Task prompt: Give back exactly the lines running from the line with "Extract all readable text from this page." to the end of the entries, and only those lines.

Available records:

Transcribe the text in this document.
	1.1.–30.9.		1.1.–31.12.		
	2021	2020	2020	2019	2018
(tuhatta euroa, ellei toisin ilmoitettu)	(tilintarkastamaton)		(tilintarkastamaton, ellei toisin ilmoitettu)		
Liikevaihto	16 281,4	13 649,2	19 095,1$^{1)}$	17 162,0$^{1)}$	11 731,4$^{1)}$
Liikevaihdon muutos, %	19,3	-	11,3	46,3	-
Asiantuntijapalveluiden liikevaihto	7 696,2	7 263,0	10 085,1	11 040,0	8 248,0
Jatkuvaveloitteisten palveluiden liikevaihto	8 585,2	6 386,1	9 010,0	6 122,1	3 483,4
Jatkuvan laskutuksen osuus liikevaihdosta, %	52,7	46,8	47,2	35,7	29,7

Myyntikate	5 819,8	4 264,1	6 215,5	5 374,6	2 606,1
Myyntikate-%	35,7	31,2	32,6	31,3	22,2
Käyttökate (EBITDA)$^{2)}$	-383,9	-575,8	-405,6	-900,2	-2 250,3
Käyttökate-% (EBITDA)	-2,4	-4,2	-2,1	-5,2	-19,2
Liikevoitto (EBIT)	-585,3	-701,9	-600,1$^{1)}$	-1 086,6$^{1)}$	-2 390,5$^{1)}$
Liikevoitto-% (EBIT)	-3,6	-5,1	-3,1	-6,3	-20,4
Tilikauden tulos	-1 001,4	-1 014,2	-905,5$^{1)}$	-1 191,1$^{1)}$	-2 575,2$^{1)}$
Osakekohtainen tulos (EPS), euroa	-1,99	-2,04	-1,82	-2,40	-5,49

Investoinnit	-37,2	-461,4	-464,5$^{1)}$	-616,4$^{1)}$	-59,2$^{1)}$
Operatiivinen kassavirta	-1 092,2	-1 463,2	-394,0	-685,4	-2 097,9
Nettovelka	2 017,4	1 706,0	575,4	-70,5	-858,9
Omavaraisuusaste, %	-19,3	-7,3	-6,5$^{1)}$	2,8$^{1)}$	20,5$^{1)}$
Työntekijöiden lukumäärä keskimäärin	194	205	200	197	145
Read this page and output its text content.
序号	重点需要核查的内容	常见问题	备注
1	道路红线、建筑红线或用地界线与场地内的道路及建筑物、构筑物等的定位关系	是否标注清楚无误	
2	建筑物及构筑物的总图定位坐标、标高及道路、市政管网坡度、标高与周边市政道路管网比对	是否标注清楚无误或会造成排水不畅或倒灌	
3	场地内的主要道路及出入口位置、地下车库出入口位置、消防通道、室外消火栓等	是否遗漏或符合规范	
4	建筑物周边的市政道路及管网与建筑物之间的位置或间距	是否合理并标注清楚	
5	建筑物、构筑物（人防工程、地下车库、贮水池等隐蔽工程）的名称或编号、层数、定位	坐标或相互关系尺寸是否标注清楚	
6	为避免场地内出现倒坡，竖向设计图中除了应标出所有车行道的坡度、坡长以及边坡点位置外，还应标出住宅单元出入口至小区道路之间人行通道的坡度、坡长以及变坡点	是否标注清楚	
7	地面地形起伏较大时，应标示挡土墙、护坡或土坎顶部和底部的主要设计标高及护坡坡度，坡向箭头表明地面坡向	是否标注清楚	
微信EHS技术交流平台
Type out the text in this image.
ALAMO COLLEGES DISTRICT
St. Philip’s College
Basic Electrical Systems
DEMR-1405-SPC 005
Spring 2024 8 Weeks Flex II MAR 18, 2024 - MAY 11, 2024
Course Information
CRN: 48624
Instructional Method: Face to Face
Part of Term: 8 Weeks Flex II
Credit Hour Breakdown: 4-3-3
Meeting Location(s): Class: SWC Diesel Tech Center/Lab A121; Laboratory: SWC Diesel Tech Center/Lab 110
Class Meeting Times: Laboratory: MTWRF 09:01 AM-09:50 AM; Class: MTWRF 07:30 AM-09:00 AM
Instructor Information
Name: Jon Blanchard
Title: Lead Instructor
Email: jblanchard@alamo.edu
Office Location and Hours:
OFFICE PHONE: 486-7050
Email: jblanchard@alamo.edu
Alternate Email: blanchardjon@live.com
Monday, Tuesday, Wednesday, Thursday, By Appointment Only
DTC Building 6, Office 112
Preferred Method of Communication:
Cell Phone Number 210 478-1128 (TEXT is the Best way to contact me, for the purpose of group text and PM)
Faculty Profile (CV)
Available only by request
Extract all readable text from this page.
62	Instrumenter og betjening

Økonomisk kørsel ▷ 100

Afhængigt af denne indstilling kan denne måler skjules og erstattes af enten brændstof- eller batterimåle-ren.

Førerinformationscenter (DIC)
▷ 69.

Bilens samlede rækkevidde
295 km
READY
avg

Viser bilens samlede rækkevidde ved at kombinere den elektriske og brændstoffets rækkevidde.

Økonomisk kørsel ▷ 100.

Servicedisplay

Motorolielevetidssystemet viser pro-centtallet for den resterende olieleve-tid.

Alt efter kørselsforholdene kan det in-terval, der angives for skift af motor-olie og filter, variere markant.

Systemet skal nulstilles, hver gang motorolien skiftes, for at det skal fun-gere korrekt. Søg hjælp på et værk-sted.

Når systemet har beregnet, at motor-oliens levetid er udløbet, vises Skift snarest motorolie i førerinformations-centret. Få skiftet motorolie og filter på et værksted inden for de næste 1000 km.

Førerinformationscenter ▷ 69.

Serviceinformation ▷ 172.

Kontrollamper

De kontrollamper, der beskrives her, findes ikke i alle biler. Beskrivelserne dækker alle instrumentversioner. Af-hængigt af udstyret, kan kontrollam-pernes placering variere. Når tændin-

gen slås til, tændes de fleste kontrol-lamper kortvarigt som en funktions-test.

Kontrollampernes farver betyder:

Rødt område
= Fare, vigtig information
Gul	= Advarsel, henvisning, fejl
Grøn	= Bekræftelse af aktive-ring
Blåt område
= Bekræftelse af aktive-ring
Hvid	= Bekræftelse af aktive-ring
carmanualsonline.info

Answer to this exercise:
Extract all readable text from this page.
62	Instrumenter og betjening

Økonomisk kørsel ▷ 100

Afhængigt af denne indstilling kan denne måler skjules og erstattes af enten brændstof- eller batterimåle-ren.

Førerinformationscenter (DIC)
▷ 69.

Bilens samlede rækkevidde
295 km
READY
avg

Viser bilens samlede rækkevidde ved at kombinere den elektriske og brændstoffets rækkevidde.

Økonomisk kørsel ▷ 100.

Servicedisplay

Motorolielevetidssystemet viser pro-centtallet for den resterende olieleve-tid.

Alt efter kørselsforholdene kan det in-terval, der angives for skift af motor-olie og filter, variere markant.

Systemet skal nulstilles, hver gang motorolien skiftes, for at det skal fun-gere korrekt. Søg hjælp på et værk-sted.

Når systemet har beregnet, at motor-oliens levetid er udløbet, vises Skift snarest motorolie i førerinformations-centret. Få skiftet motorolie og filter på et værksted inden for de næste 1000 km.

Førerinformationscenter ▷ 69.

Serviceinformation ▷ 172.

Kontrollamper

De kontrollamper, der beskrives her, findes ikke i alle biler. Beskrivelserne dækker alle instrumentversioner. Af-hængigt af udstyret, kan kontrollam-pernes placering variere. Når tændin-

gen slås til, tændes de fleste kontrol-lamper kortvarigt som en funktions-test.

Kontrollampernes farver betyder:

Rødt område
= Fare, vigtig information
Gul	= Advarsel, henvisning, fejl
Grøn	= Bekræftelse af aktive-ring
Blåt område
= Bekræftelse af aktive-ring
Hvid	= Bekræftelse af aktive-ring
carmanualsonline.info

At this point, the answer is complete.